In einer Welt, die sich immer schneller dreht und in der neue Technologien den Alltag prägen, stehen Unternehmen vor der großen Frage: Wie navigieren wir durch die digitale Transformation? Ömer Atiker, Experte für dieses Thema, blickt dabei nicht nur auf Algorithmen und Systeme, sondern vor allem auf den Menschen. Im Gespräch mit regionalupdate.de teilt er seine Überzeugungen, warum digitale Transformation vor allem unternehmerisches Denken erfordert und wie man die größte Hürde – die Menschen – erfolgreich mitnimmt.

__________________________________________________

Was erfordert die digitale Transformation laut Ömer Atiker im Text über die digitale Transformation vor allem? Die Daten werden für die Aufgabe nicht gebraucht.

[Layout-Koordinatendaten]
__________________________________________________

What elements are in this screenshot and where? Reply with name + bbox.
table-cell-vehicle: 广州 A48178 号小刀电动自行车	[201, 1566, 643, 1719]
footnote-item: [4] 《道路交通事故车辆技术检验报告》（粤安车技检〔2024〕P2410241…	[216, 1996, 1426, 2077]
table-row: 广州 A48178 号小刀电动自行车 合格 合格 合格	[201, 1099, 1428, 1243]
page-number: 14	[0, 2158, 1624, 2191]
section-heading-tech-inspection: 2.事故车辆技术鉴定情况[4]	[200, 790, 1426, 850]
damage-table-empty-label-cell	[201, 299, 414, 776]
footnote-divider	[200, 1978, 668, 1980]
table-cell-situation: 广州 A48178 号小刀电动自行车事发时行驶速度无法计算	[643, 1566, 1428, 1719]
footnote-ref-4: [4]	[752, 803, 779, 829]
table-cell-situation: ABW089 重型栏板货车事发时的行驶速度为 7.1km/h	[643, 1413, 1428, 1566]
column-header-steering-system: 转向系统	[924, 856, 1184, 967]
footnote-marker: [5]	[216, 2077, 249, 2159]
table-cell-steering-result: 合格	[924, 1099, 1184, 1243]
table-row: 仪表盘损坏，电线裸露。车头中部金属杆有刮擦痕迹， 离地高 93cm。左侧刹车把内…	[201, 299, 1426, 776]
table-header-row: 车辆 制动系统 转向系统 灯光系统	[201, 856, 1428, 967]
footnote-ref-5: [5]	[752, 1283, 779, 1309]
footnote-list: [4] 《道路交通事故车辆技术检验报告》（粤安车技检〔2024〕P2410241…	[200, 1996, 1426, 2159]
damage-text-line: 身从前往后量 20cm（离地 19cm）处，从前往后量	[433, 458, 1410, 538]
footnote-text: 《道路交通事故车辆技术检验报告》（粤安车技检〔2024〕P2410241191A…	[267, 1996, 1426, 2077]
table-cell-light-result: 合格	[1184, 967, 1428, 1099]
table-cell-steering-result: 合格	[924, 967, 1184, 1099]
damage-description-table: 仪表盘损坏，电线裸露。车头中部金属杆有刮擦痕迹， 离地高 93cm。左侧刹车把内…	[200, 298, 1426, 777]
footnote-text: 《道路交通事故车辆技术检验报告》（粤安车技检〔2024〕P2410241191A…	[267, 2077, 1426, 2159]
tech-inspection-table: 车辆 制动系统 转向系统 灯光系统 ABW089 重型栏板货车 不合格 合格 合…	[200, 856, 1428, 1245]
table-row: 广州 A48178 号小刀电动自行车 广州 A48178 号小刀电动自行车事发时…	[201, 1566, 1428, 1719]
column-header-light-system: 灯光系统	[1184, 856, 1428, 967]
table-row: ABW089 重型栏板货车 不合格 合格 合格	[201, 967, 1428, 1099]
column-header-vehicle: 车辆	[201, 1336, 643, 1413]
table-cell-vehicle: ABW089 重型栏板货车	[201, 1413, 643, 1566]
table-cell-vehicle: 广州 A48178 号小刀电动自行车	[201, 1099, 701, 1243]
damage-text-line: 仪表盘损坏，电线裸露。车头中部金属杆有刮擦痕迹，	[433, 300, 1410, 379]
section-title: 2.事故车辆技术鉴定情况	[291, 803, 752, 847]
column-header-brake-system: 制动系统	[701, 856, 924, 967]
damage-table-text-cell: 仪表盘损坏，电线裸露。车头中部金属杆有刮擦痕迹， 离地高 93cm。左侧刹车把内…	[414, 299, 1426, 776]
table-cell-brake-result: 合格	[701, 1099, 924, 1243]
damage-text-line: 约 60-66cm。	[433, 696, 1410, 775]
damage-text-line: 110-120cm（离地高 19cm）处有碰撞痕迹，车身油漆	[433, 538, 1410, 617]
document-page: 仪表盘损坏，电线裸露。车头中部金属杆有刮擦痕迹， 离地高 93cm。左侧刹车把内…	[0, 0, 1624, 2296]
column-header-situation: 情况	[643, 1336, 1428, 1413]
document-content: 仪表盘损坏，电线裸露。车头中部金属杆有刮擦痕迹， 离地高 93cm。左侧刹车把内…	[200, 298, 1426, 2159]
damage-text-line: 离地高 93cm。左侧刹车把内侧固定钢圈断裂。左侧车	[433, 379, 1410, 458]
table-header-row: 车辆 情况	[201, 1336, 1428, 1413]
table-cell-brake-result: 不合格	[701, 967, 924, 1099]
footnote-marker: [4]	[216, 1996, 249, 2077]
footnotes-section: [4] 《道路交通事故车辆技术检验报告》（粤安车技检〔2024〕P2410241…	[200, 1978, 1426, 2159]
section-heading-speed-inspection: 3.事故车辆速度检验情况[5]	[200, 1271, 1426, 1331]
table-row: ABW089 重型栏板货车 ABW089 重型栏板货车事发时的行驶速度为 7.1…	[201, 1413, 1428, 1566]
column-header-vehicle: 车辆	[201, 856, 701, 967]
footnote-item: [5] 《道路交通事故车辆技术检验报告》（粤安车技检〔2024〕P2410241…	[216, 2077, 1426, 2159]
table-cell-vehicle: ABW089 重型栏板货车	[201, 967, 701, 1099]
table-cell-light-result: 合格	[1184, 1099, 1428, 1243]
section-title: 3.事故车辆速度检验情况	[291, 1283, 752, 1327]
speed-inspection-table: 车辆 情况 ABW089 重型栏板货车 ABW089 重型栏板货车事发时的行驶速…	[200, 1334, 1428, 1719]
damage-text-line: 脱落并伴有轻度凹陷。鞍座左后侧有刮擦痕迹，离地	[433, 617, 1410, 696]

__________________________________________________

DIE ANTWORT:
Vor allem unternehmerisches Denken.